▶ _INPUT RECORDS_:
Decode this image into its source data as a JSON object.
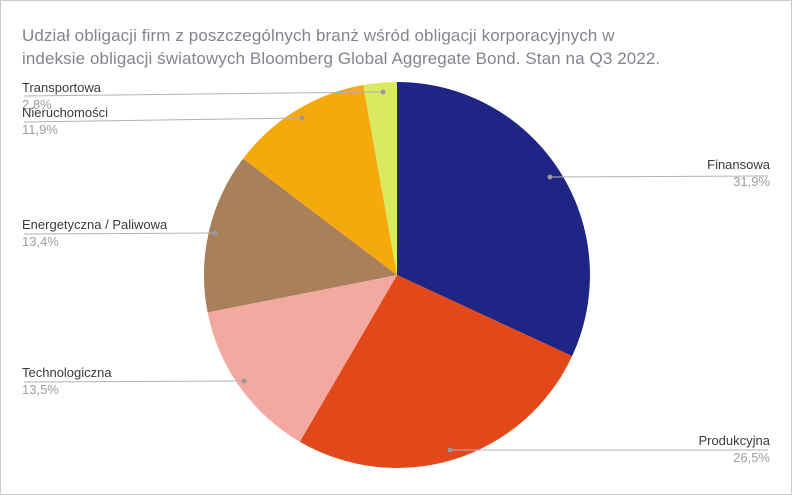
{
  "page": {
    "title_line1": "Udział obligacji firm z poszczególnych branż wśród obligacji korporacyjnych w",
    "title_line2": "indeksie obligacji światowych Bloomberg Global Aggregate Bond. Stan na Q3 2022."
  },
  "chart_data": {
    "type": "pie",
    "title": "Udział obligacji firm z poszczególnych branż wśród obligacji korporacyjnych w indeksie obligacji światowych Bloomberg Global Aggregate Bond. Stan na Q3 2022.",
    "start_angle_deg": 0,
    "direction": "clockwise",
    "legend_position": "callout-labels",
    "slices": [
      {
        "key": "finansowa",
        "label": "Finansowa",
        "value": 31.9,
        "display": "31,9%",
        "color": "#1e2584",
        "label_side": "right"
      },
      {
        "key": "produkcyjna",
        "label": "Produkcyjna",
        "value": 26.5,
        "display": "26,5%",
        "color": "#e3481b",
        "label_side": "right"
      },
      {
        "key": "technologiczna",
        "label": "Technologiczna",
        "value": 13.5,
        "display": "13,5%",
        "color": "#f3a8a0",
        "label_side": "left"
      },
      {
        "key": "energetyczna-paliwowa",
        "label": "Energetyczna / Paliwowa",
        "value": 13.4,
        "display": "13,4%",
        "color": "#a8805a",
        "label_side": "left"
      },
      {
        "key": "nieruchomosci",
        "label": "Nieruchomości",
        "value": 11.9,
        "display": "11,9%",
        "color": "#f5a90d",
        "label_side": "left"
      },
      {
        "key": "transportowa",
        "label": "Transportowa",
        "value": 2.8,
        "display": "2,8%",
        "color": "#d9e960",
        "label_side": "left"
      }
    ],
    "colors": {
      "title_text": "#84848e",
      "label_text": "#3a3a40",
      "value_text": "#9d9da3",
      "leader_line": "#b2b2b6",
      "leader_dot": "#98989e",
      "background": "#ffffff",
      "border": "#c9c9cf"
    }
  }
}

▶ _PROBLEM REQUIREMENTS_:
Copy the entries above faithfully and omit every image.

▶ _ANSWER TO THIS EXERCISE_:
Decode this image into its source data as a JSON object.
{
  "page": {
    "title_line1": "Udział obligacji firm z poszczególnych branż wśród obligacji korporacyjnych w",
    "title_line2": "indeksie obligacji światowych Bloomberg Global Aggregate Bond. Stan na Q3 2022."
  },
  "chart_data": {
    "type": "pie",
    "title": "Udział obligacji firm z poszczególnych branż wśród obligacji korporacyjnych w indeksie obligacji światowych Bloomberg Global Aggregate Bond. Stan na Q3 2022.",
    "start_angle_deg": 0,
    "direction": "clockwise",
    "legend_position": "callout-labels",
    "slices": [
      {
        "key": "finansowa",
        "label": "Finansowa",
        "value": 31.9,
        "display": "31,9%",
        "color": "#1e2584",
        "label_side": "right"
      },
      {
        "key": "produkcyjna",
        "label": "Produkcyjna",
        "value": 26.5,
        "display": "26,5%",
        "color": "#e3481b",
        "label_side": "right"
      },
      {
        "key": "technologiczna",
        "label": "Technologiczna",
        "value": 13.5,
        "display": "13,5%",
        "color": "#f3a8a0",
        "label_side": "left"
      },
      {
        "key": "energetyczna-paliwowa",
        "label": "Energetyczna / Paliwowa",
        "value": 13.4,
        "display": "13,4%",
        "color": "#a8805a",
        "label_side": "left"
      },
      {
        "key": "nieruchomosci",
        "label": "Nieruchomości",
        "value": 11.9,
        "display": "11,9%",
        "color": "#f5a90d",
        "label_side": "left"
      },
      {
        "key": "transportowa",
        "label": "Transportowa",
        "value": 2.8,
        "display": "2,8%",
        "color": "#d9e960",
        "label_side": "left"
      }
    ],
    "colors": {
      "title_text": "#84848e",
      "label_text": "#3a3a40",
      "value_text": "#9d9da3",
      "leader_line": "#b2b2b6",
      "leader_dot": "#98989e",
      "background": "#ffffff",
      "border": "#c9c9cf"
    }
  }
}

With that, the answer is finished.